(Stored items from a collection)
######
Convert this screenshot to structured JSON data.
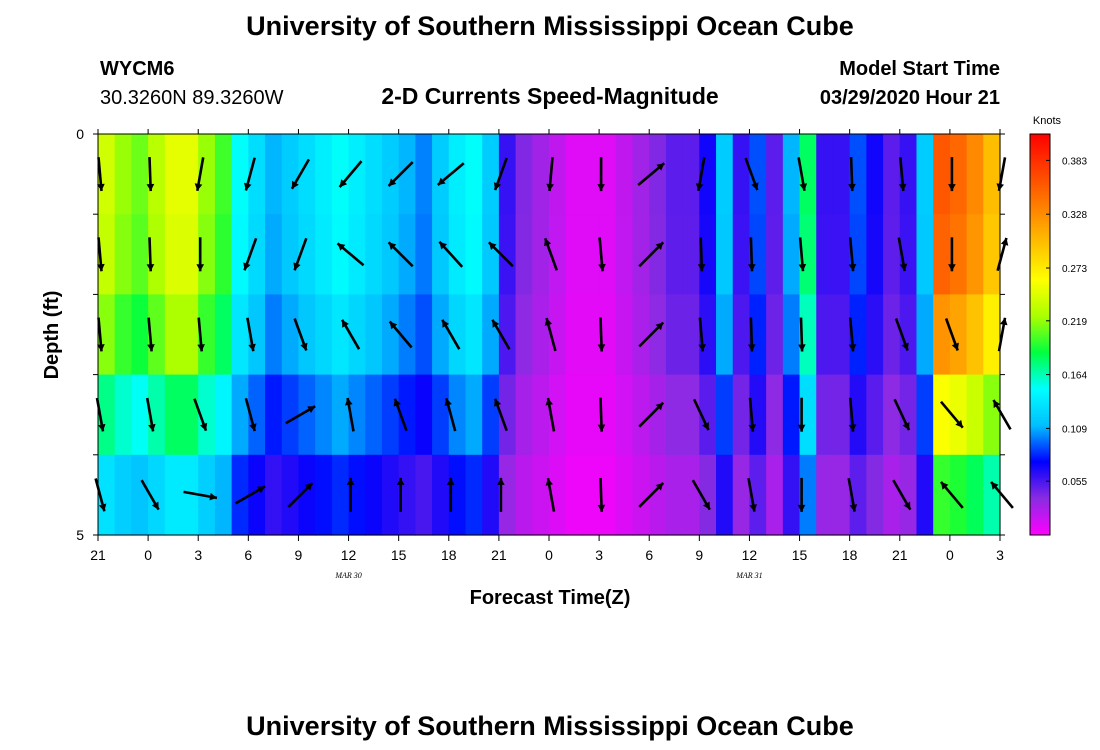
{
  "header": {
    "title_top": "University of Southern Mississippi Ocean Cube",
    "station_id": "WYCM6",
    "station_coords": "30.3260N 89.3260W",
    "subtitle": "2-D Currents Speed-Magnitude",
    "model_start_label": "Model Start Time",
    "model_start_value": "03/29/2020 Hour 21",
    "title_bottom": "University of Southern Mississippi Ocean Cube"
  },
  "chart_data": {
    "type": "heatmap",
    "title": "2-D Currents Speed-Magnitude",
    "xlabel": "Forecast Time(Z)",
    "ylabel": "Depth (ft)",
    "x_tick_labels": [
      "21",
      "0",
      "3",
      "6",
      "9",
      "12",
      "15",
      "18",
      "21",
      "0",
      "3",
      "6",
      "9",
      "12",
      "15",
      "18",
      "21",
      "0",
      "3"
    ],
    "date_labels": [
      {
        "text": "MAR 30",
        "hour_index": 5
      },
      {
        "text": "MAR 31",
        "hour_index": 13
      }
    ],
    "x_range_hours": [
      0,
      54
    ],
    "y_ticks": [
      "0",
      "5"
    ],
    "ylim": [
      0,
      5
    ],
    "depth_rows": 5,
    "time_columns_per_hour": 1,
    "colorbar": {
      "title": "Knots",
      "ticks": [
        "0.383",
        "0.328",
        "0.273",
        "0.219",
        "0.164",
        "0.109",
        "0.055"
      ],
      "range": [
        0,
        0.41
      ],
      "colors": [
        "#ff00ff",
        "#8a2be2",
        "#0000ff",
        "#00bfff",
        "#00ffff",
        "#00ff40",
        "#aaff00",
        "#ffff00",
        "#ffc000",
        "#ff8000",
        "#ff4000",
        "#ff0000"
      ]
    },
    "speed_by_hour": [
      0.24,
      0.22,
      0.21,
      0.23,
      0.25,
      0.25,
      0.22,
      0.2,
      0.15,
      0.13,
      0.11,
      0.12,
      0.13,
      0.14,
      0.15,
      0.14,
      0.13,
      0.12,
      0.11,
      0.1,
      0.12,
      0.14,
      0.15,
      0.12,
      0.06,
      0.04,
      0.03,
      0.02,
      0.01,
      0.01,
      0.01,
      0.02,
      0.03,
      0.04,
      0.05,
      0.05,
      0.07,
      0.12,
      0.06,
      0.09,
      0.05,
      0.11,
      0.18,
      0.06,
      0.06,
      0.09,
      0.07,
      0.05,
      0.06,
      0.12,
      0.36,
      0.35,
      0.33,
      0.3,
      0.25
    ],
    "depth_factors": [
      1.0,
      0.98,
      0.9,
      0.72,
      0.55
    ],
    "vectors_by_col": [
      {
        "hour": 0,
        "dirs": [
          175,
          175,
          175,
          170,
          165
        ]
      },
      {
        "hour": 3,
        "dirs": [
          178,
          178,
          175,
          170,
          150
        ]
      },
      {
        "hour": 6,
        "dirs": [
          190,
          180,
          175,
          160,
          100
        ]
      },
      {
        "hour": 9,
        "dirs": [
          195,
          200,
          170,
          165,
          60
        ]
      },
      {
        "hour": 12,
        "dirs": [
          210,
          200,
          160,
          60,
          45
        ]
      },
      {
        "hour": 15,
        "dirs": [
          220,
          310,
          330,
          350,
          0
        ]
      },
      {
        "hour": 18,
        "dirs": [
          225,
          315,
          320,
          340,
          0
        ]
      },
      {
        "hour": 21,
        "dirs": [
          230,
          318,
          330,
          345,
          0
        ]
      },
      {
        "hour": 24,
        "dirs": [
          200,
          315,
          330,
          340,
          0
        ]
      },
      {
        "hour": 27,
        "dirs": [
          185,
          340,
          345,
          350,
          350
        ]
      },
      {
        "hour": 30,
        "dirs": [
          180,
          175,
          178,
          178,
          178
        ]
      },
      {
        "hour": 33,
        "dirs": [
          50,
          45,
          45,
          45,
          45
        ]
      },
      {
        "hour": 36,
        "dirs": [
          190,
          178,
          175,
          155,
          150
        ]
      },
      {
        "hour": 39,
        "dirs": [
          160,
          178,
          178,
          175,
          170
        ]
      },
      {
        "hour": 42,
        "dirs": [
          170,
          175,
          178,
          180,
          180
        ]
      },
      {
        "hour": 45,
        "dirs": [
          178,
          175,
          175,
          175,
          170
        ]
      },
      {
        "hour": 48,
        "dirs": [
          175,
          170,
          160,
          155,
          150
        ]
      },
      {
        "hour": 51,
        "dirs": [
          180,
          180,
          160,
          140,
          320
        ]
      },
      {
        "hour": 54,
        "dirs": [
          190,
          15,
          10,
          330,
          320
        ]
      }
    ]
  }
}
######
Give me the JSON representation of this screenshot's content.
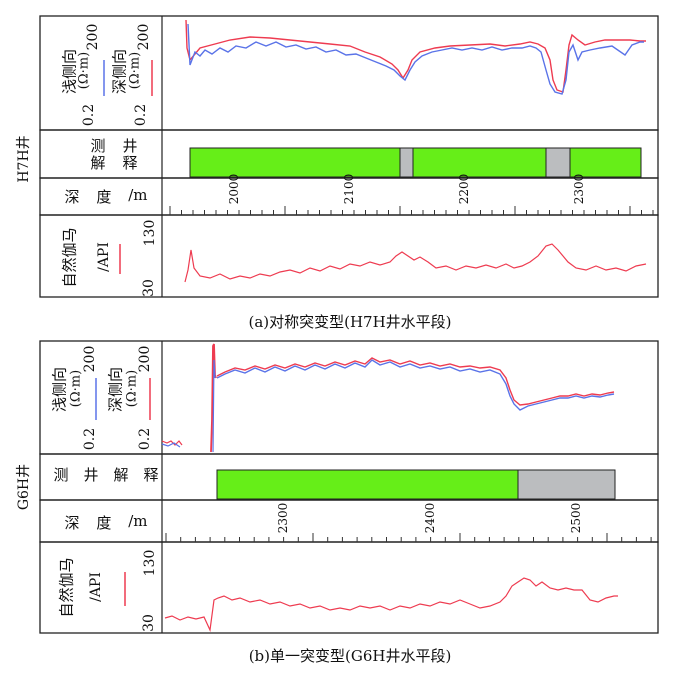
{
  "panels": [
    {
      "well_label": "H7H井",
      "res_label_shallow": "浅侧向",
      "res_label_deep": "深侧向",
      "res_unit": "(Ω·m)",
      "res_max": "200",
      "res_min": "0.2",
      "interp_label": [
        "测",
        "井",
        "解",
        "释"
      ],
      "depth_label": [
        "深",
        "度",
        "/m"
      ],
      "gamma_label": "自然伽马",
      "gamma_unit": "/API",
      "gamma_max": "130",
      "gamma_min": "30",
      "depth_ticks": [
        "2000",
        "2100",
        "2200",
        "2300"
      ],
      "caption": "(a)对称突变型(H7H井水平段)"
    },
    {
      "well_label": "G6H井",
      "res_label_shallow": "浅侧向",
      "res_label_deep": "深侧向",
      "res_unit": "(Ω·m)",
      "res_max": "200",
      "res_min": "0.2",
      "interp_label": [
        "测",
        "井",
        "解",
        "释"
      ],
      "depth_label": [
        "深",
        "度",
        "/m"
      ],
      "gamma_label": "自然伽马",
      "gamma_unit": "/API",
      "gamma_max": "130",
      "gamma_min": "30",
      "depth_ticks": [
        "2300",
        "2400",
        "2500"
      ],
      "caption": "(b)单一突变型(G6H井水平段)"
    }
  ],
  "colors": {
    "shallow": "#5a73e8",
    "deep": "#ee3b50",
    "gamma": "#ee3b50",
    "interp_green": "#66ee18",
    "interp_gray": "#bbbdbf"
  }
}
######
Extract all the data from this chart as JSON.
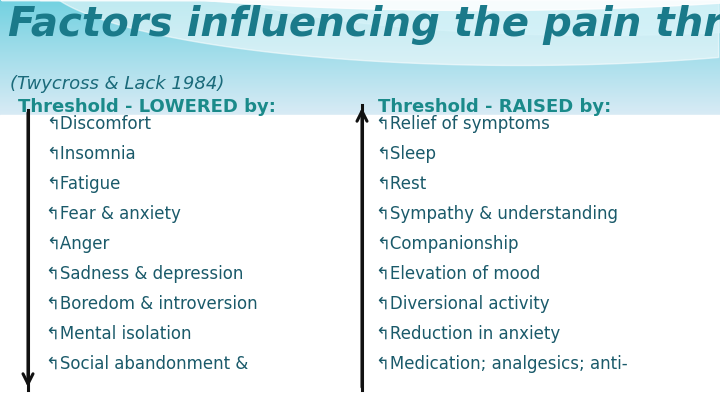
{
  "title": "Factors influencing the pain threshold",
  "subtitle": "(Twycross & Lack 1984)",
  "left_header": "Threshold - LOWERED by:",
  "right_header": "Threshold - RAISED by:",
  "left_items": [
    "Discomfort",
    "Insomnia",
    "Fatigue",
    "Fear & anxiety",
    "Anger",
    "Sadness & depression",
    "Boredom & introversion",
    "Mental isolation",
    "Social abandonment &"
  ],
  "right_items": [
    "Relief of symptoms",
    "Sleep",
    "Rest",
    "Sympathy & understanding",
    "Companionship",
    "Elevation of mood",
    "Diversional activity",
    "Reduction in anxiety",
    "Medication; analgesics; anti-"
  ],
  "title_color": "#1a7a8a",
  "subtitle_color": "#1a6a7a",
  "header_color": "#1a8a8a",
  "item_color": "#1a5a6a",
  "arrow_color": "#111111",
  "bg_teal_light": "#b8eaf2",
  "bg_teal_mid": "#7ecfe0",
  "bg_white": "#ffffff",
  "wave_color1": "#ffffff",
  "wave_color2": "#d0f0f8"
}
######
▸ TASK PROMPT
Write out each line of the data that holds the string "screenshot".

▸ TASK ANSWER
Convert this screenshot to structured JSON data.
Give me the JSON representation of this screenshot's content.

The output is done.